## Goal
Which lines include the word "disk"? Copy each of them.

## Stored rows
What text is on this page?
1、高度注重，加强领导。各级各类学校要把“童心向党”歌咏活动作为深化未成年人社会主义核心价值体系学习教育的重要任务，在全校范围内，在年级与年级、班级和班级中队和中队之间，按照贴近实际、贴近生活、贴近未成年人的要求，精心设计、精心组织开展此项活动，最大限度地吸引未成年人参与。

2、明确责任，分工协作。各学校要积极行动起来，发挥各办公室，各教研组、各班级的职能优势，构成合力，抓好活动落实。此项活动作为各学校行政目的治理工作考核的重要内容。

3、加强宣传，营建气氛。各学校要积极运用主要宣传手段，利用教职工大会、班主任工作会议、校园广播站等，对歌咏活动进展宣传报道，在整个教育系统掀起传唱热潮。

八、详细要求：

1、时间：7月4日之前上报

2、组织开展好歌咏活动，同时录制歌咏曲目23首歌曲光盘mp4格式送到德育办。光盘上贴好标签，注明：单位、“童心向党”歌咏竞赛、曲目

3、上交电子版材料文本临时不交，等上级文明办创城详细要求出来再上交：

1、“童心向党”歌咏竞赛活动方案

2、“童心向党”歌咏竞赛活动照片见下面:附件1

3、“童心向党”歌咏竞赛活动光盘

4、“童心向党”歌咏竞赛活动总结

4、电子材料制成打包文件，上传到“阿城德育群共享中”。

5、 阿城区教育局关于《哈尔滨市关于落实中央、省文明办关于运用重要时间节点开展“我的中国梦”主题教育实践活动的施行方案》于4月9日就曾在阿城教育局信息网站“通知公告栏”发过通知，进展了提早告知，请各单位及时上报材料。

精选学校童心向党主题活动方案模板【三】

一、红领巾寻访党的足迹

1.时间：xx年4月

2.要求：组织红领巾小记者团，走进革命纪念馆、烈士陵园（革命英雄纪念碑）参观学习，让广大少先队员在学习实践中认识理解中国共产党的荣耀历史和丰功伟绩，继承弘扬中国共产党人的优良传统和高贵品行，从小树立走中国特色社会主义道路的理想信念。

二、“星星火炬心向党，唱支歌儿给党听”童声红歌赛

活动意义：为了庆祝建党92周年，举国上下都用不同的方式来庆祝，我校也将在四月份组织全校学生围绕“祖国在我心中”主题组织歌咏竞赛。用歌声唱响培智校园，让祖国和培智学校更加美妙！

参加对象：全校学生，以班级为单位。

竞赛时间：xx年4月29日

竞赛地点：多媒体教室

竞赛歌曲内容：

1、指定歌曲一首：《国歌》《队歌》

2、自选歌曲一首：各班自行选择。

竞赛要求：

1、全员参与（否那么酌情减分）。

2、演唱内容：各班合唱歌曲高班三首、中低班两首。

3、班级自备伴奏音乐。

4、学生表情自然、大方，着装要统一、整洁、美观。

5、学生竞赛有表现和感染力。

* * *

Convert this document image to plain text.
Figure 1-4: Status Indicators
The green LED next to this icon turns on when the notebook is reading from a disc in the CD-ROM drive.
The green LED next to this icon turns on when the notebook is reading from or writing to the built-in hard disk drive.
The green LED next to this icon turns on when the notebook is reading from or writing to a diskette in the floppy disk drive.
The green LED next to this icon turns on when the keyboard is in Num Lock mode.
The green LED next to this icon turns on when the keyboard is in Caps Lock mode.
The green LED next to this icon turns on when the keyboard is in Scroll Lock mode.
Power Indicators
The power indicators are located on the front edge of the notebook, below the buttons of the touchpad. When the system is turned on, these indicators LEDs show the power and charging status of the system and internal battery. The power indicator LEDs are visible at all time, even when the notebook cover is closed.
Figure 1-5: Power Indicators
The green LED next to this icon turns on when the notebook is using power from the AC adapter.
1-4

==

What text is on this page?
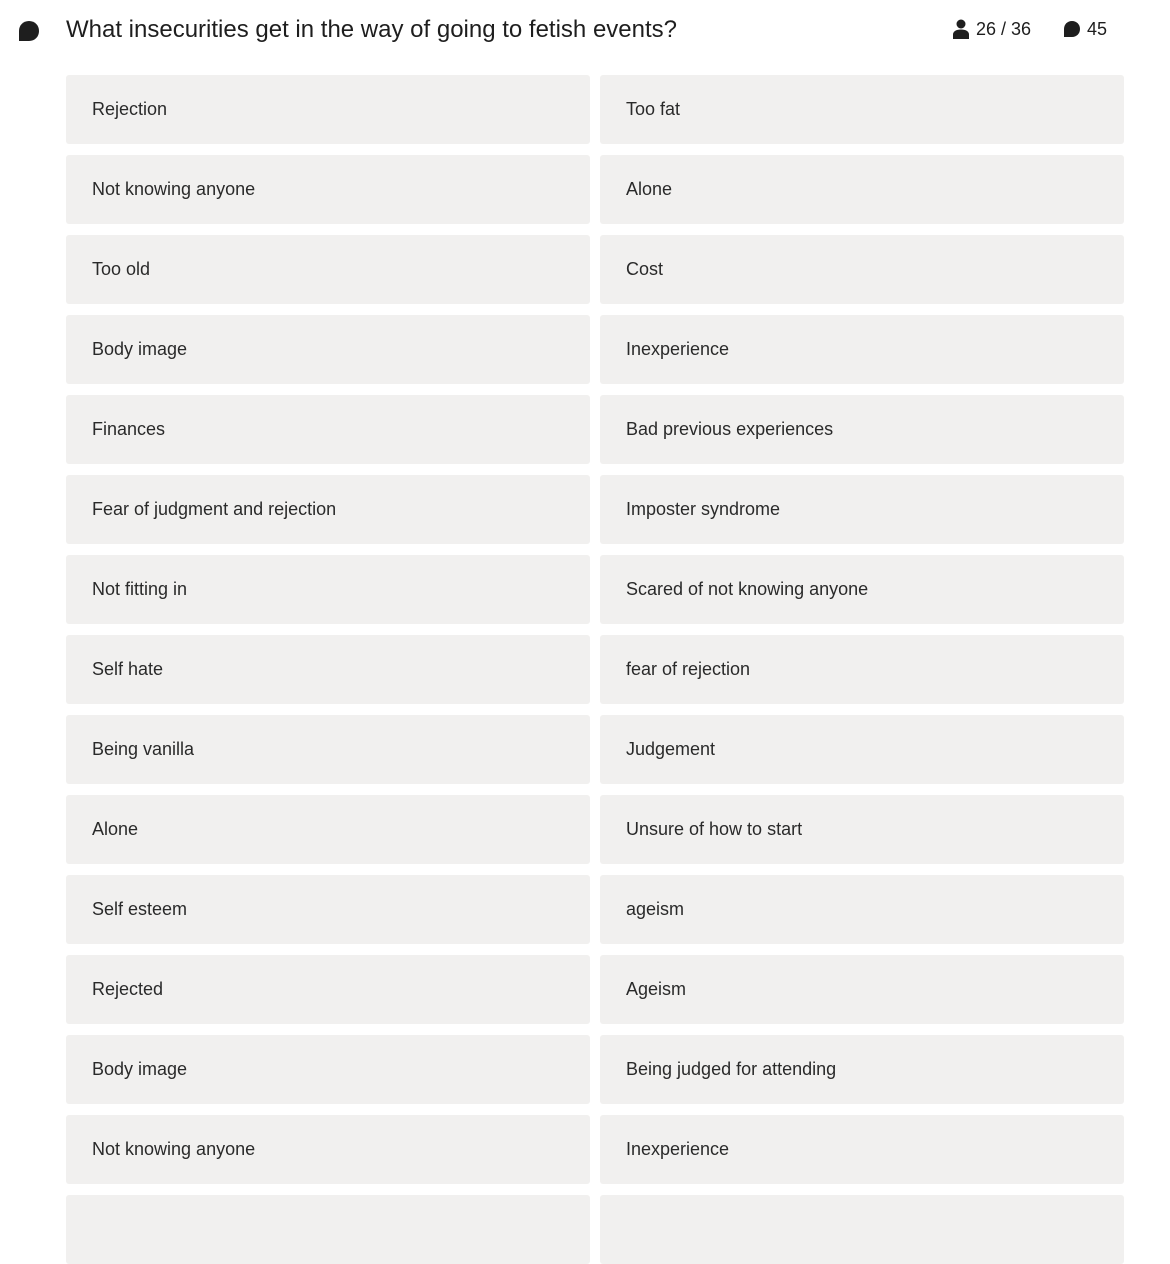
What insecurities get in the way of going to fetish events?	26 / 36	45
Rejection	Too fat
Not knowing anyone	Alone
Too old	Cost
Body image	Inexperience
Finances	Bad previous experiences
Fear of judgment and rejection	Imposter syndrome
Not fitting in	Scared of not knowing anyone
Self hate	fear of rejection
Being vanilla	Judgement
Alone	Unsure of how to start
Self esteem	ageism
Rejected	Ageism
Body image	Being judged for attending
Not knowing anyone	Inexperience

## Reply to the exercise
The green LED next to this icon turns on when the notebook is reading from or writing to the built-in hard disk drive.
The green LED next to this icon turns on when the notebook is reading from or writing to a diskette in the floppy disk drive.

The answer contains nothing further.